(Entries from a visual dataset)
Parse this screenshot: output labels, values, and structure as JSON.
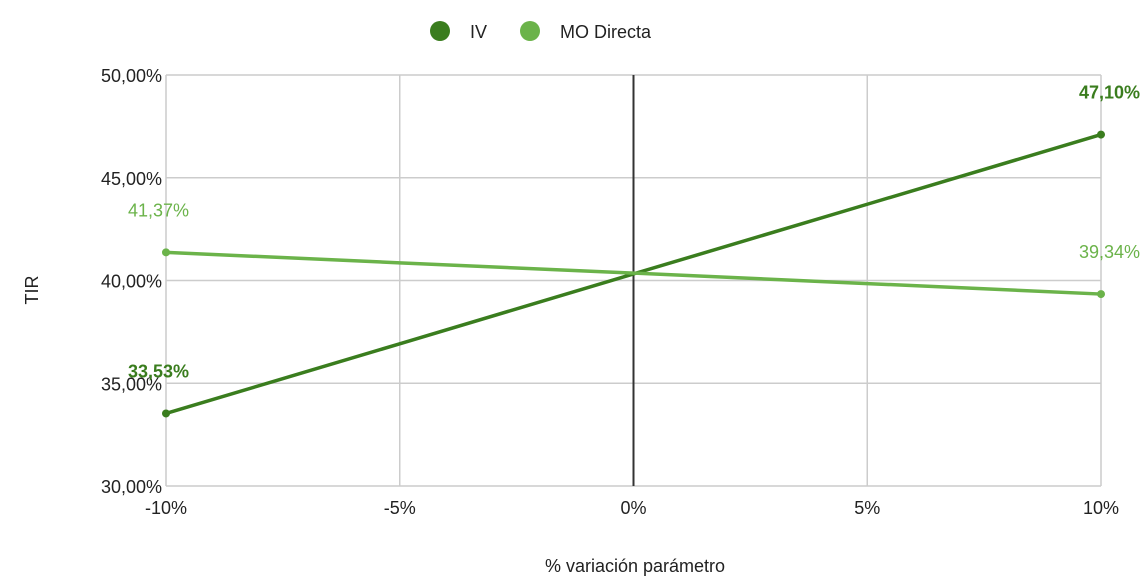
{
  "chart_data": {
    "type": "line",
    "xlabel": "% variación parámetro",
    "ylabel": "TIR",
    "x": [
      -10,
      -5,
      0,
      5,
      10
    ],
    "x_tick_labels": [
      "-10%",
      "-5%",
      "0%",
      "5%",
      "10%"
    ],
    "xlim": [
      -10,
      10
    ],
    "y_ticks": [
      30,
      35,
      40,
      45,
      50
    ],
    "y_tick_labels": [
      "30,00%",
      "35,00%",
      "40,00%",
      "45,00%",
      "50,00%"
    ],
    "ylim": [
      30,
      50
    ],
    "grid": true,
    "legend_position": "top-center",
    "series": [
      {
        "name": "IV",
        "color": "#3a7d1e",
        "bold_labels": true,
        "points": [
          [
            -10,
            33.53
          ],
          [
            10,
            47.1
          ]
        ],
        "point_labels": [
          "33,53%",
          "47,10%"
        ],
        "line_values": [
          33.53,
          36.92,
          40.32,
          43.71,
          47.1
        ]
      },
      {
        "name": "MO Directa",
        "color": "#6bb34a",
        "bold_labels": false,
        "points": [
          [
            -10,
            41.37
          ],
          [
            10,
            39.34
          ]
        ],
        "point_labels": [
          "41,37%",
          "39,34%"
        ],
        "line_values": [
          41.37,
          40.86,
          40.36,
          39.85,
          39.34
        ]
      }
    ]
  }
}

■ **Aim of the task**
The records above are to be quoted exactly, with all pictures left out.

■ **Solution for this problem**
Parse this screenshot: output labels, values, and structure as JSON.
{
  "chart_data": {
    "type": "line",
    "xlabel": "% variación parámetro",
    "ylabel": "TIR",
    "x": [
      -10,
      -5,
      0,
      5,
      10
    ],
    "x_tick_labels": [
      "-10%",
      "-5%",
      "0%",
      "5%",
      "10%"
    ],
    "xlim": [
      -10,
      10
    ],
    "y_ticks": [
      30,
      35,
      40,
      45,
      50
    ],
    "y_tick_labels": [
      "30,00%",
      "35,00%",
      "40,00%",
      "45,00%",
      "50,00%"
    ],
    "ylim": [
      30,
      50
    ],
    "grid": true,
    "legend_position": "top-center",
    "series": [
      {
        "name": "IV",
        "color": "#3a7d1e",
        "bold_labels": true,
        "points": [
          [
            -10,
            33.53
          ],
          [
            10,
            47.1
          ]
        ],
        "point_labels": [
          "33,53%",
          "47,10%"
        ],
        "line_values": [
          33.53,
          36.92,
          40.32,
          43.71,
          47.1
        ]
      },
      {
        "name": "MO Directa",
        "color": "#6bb34a",
        "bold_labels": false,
        "points": [
          [
            -10,
            41.37
          ],
          [
            10,
            39.34
          ]
        ],
        "point_labels": [
          "41,37%",
          "39,34%"
        ],
        "line_values": [
          41.37,
          40.86,
          40.36,
          39.85,
          39.34
        ]
      }
    ]
  }
}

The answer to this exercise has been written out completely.